# Instructions to follow
Transcribe each line of the records below exactly, excluding any embedded images.

# Data supplied
- - - - - - -

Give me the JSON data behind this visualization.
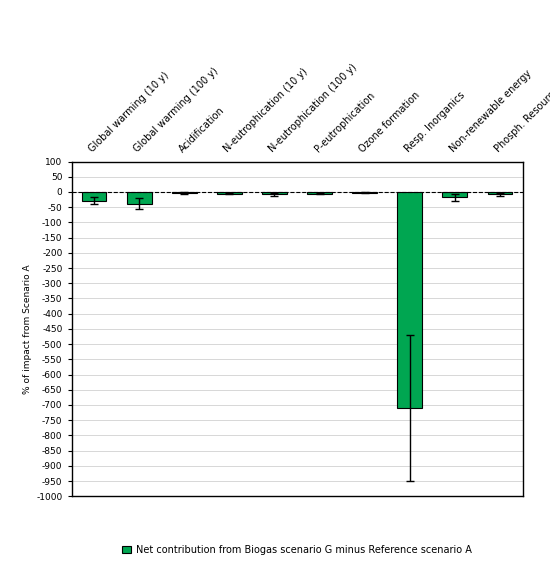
{
  "categories": [
    "Global warming (10 y)",
    "Global warming (100 y)",
    "Acidification",
    "N-eutrophication (10 y)",
    "N-eutrophication (100 y)",
    "P-eutrophication",
    "Ozone formation",
    "Resp. Inorganics",
    "Non-renewable energy",
    "Phosph. Resources"
  ],
  "values": [
    -28,
    -38,
    -3,
    -5,
    -8,
    -5,
    -2,
    -710,
    -18,
    -8
  ],
  "error_low": [
    10,
    18,
    3,
    3,
    5,
    3,
    2,
    240,
    10,
    5
  ],
  "error_high": [
    10,
    18,
    3,
    3,
    5,
    3,
    2,
    240,
    10,
    5
  ],
  "bar_color": "#00a651",
  "bar_edge_color": "#000000",
  "error_color": "#000000",
  "ylim": [
    -1000,
    100
  ],
  "yticks": [
    100,
    50,
    0,
    -50,
    -100,
    -150,
    -200,
    -250,
    -300,
    -350,
    -400,
    -450,
    -500,
    -550,
    -600,
    -650,
    -700,
    -750,
    -800,
    -850,
    -900,
    -950,
    -1000
  ],
  "ylabel": "% of impact from Scenario A",
  "legend_label": "Net contribution from Biogas scenario G minus Reference scenario A",
  "legend_color": "#00a651",
  "grid_color": "#c8c8c8",
  "background_color": "#ffffff",
  "bar_width": 0.55,
  "title": ""
}
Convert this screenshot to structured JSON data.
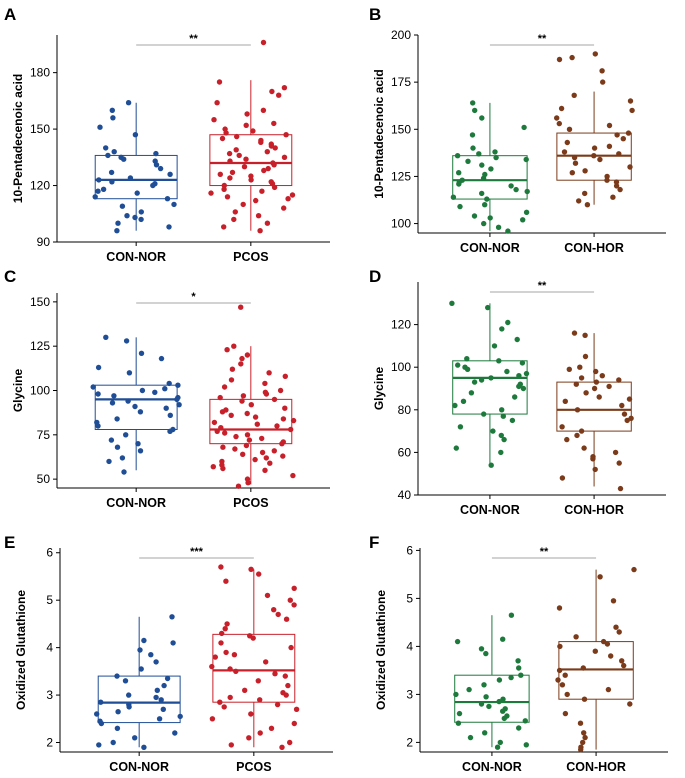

- - - - - - -

# Full output
Give me the JSON data behind this visualization.
{
  "categories": [
    "Global warming (10 y)",
    "Global warming (100 y)",
    "Acidification",
    "N-eutrophication (10 y)",
    "N-eutrophication (100 y)",
    "P-eutrophication",
    "Ozone formation",
    "Resp. Inorganics",
    "Non-renewable energy",
    "Phosph. Resources"
  ],
  "values": [
    -28,
    -38,
    -3,
    -5,
    -8,
    -5,
    -2,
    -710,
    -18,
    -8
  ],
  "error_low": [
    10,
    18,
    3,
    3,
    5,
    3,
    2,
    240,
    10,
    5
  ],
  "error_high": [
    10,
    18,
    3,
    3,
    5,
    3,
    2,
    240,
    10,
    5
  ],
  "bar_color": "#00a651",
  "bar_edge_color": "#000000",
  "error_color": "#000000",
  "ylim": [
    -1000,
    100
  ],
  "yticks": [
    100,
    50,
    0,
    -50,
    -100,
    -150,
    -200,
    -250,
    -300,
    -350,
    -400,
    -450,
    -500,
    -550,
    -600,
    -650,
    -700,
    -750,
    -800,
    -850,
    -900,
    -950,
    -1000
  ],
  "ylabel": "% of impact from Scenario A",
  "legend_label": "Net contribution from Biogas scenario G minus Reference scenario A",
  "legend_color": "#00a651",
  "grid_color": "#c8c8c8",
  "background_color": "#ffffff",
  "bar_width": 0.55,
  "title": ""
}
Convert this screenshot to structured JSON data.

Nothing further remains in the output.